-- Start Recorded data --

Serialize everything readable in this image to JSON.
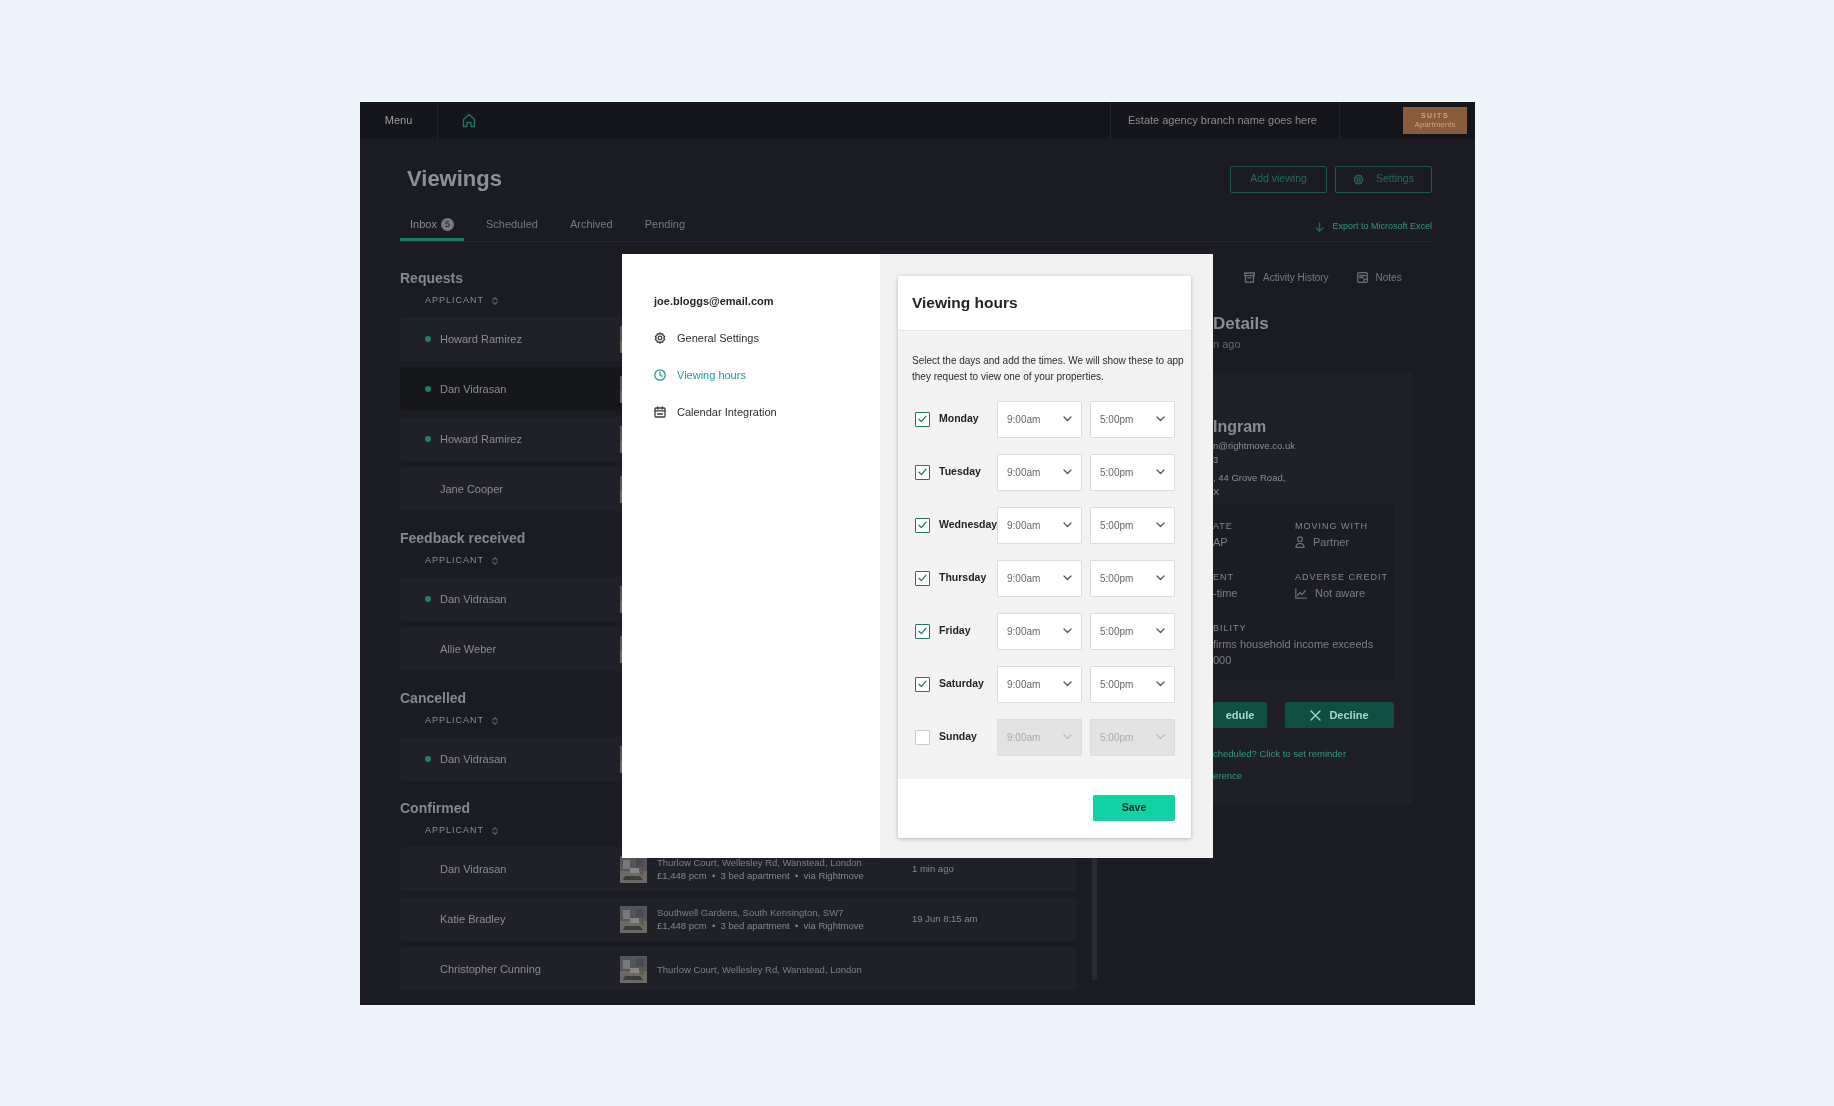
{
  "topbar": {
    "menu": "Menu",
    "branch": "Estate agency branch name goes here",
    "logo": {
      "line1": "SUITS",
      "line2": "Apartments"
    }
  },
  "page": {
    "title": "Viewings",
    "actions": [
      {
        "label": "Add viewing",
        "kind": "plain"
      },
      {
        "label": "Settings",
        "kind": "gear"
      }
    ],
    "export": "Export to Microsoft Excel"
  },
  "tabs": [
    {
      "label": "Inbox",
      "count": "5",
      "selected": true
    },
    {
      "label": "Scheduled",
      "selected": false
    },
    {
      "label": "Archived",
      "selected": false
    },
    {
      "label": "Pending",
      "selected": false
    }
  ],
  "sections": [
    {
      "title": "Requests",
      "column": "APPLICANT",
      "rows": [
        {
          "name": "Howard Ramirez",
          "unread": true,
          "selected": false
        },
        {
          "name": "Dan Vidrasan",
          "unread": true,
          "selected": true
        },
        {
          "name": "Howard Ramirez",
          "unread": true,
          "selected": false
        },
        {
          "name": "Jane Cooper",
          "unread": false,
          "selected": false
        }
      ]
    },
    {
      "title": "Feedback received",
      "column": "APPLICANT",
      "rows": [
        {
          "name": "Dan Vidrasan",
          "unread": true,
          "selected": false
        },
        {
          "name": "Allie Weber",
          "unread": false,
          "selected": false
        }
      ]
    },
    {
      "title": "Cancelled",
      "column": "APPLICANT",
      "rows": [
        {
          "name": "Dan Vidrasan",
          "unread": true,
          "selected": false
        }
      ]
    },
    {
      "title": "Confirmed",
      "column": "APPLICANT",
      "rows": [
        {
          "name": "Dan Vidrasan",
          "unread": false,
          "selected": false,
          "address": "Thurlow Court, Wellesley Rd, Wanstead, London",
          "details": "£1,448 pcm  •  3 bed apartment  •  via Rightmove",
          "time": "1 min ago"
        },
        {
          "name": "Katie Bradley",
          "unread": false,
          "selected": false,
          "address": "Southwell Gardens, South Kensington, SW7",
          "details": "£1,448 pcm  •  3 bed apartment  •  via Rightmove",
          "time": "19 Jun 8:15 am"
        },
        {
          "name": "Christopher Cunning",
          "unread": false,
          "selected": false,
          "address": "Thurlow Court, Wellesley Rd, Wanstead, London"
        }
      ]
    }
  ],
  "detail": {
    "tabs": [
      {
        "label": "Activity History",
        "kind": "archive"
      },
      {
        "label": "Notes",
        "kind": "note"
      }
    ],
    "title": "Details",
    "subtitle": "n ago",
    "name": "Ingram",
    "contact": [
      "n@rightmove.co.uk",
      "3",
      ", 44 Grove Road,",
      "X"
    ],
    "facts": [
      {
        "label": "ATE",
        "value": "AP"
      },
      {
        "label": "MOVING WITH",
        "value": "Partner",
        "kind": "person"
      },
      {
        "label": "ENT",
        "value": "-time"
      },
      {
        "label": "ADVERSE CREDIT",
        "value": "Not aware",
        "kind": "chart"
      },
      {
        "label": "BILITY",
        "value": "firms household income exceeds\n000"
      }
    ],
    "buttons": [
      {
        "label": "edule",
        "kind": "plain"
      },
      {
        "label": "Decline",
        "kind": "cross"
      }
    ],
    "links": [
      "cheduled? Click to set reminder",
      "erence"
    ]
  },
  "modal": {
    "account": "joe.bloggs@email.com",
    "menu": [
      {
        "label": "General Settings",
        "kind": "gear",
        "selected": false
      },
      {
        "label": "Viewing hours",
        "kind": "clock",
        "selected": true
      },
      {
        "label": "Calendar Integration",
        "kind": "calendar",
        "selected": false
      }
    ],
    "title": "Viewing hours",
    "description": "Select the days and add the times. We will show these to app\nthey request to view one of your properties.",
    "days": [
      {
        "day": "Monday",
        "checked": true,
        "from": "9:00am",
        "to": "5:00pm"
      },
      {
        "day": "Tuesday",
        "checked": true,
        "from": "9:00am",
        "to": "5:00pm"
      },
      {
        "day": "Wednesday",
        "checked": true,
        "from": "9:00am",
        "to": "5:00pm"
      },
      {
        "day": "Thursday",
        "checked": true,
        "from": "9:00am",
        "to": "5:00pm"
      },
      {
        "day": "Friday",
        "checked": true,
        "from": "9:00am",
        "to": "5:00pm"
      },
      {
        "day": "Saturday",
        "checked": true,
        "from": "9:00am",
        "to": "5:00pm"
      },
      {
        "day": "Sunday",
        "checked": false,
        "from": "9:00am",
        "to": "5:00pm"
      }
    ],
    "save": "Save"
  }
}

-- End Recorded data --
-- Start Recorded data --

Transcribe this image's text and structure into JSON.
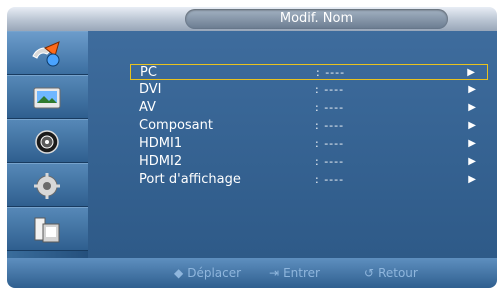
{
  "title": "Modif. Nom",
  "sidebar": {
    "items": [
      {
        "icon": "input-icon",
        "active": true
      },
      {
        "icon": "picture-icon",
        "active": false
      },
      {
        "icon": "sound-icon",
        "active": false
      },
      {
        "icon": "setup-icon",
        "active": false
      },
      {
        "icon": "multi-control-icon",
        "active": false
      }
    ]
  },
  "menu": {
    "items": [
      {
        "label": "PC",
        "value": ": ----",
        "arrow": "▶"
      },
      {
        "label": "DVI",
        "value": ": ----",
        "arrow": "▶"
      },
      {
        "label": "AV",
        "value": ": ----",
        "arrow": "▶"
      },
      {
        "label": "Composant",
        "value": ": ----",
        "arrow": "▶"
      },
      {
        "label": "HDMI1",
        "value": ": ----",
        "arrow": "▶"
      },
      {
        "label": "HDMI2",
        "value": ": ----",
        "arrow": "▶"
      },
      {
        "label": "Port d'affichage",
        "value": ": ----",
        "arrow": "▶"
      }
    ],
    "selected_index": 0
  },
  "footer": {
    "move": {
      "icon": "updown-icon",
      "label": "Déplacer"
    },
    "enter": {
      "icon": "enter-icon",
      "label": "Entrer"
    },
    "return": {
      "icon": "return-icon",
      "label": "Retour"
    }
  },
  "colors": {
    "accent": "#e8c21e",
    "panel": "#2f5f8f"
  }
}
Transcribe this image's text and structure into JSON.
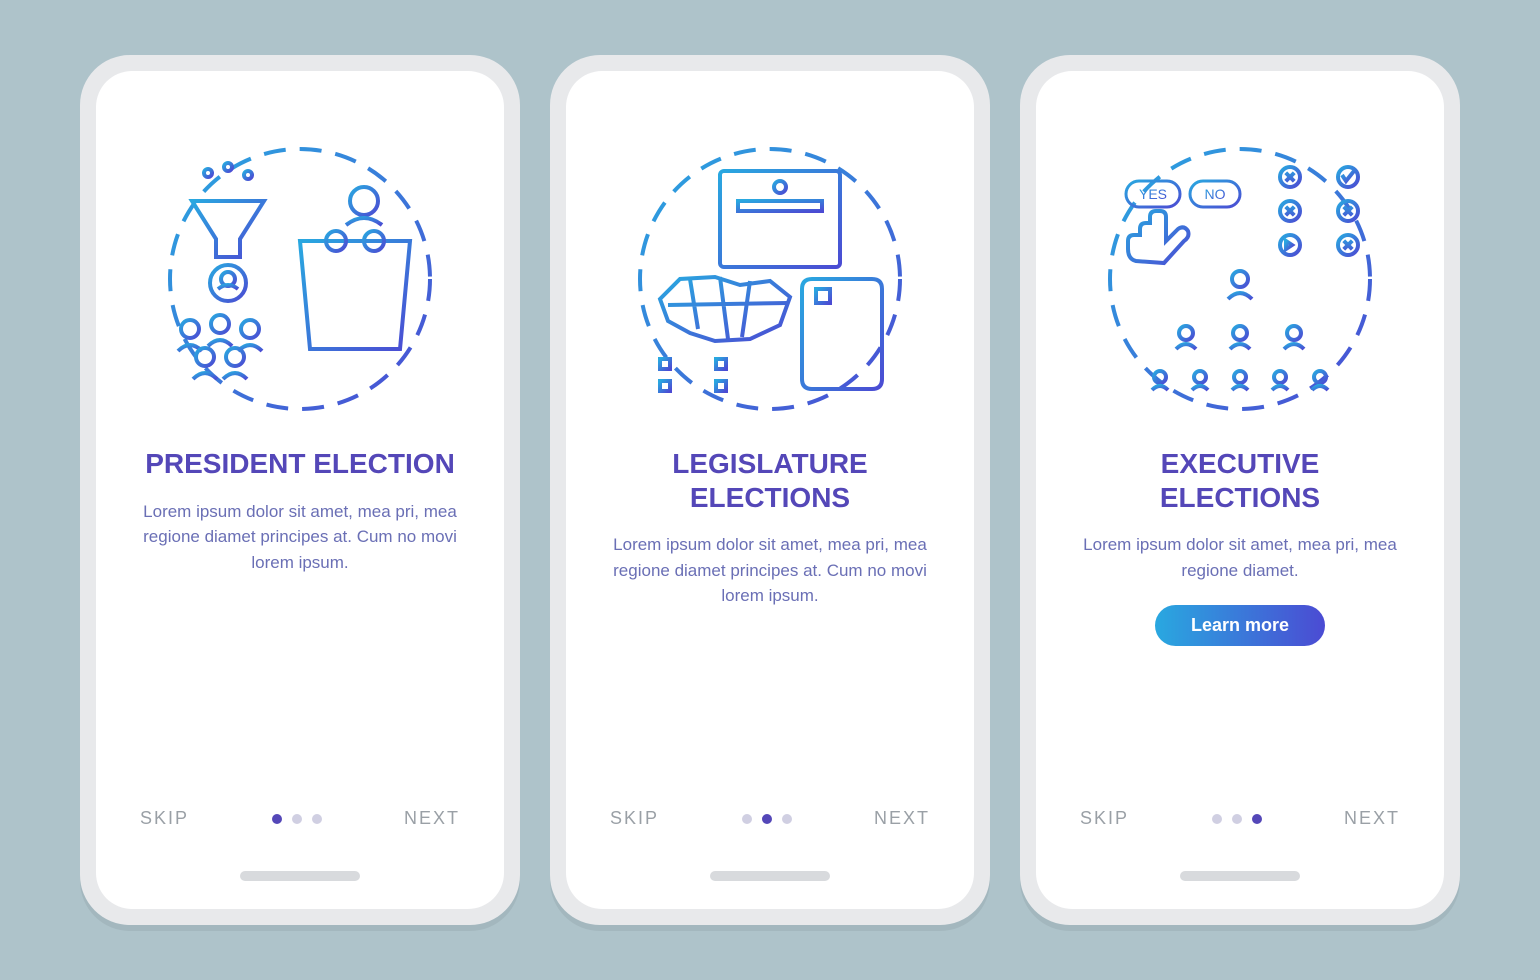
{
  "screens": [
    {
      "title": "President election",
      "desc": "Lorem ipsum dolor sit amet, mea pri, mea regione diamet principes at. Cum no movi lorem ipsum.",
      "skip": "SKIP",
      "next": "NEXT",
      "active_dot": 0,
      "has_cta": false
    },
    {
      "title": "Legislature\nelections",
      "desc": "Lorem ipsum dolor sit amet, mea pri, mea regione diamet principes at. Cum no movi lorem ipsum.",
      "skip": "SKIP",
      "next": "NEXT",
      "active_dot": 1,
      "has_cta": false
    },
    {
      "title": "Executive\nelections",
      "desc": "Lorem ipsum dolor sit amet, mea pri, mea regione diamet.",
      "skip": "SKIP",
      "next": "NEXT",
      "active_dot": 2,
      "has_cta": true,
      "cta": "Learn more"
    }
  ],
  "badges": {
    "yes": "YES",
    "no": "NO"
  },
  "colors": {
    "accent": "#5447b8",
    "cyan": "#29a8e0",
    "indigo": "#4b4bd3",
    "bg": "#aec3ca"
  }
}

-- End Recorded data --
-- Start Recorded data --

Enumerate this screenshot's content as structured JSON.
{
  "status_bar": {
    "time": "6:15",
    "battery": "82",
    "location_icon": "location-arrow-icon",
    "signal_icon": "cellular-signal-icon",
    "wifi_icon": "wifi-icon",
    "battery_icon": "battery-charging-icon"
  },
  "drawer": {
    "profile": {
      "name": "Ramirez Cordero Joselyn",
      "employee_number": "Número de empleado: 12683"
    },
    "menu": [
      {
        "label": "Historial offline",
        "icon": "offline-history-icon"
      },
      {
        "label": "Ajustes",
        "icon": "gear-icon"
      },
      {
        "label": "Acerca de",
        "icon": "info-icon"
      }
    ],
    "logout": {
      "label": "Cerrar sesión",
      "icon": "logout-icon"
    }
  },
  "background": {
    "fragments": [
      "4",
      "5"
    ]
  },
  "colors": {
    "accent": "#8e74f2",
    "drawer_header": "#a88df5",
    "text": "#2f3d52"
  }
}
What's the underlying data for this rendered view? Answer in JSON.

-- End Recorded data --

What is required: Each line above that includes "Wanstead" should be shown.

Finished answer:
          "address": "Thurlow Court, Wellesley Rd, Wanstead, London",
          "address": "Thurlow Court, Wellesley Rd, Wanstead, London"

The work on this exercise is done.